## Input data
start

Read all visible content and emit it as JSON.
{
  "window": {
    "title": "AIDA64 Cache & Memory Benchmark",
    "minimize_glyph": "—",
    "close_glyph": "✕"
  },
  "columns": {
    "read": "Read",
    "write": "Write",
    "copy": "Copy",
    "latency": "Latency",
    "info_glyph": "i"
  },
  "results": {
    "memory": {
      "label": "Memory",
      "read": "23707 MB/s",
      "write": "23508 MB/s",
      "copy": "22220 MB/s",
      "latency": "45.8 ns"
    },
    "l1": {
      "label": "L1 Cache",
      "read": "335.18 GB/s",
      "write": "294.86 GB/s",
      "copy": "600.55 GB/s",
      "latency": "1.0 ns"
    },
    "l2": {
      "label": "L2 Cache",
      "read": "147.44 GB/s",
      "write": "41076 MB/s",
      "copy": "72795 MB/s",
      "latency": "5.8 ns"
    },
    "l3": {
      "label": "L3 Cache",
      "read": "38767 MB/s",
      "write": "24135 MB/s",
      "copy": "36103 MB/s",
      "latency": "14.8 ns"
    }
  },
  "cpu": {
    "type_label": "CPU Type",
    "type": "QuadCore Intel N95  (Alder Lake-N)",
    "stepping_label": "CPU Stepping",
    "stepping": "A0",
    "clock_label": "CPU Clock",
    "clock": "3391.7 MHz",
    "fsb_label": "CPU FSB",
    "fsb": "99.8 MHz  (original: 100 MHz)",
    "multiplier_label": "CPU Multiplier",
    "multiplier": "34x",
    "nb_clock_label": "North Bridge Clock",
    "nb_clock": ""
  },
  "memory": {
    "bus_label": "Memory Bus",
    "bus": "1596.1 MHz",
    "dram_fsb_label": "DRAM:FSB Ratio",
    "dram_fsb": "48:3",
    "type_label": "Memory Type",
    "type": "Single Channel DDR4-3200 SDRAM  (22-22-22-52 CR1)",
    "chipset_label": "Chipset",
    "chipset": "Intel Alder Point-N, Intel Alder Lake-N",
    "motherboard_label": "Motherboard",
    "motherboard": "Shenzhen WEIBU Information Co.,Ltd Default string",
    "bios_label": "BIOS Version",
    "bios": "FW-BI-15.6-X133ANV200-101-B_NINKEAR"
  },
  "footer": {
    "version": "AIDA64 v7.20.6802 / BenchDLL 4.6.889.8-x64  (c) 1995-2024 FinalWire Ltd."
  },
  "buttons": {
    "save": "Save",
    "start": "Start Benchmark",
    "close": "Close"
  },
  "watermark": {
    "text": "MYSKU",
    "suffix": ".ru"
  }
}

end

List all lines holding the string "Cache".

    "title": "AIDA64 Cache & Memory Benchmark",
      "label": "L1 Cache",
      "label": "L2 Cache",
      "label": "L3 Cache",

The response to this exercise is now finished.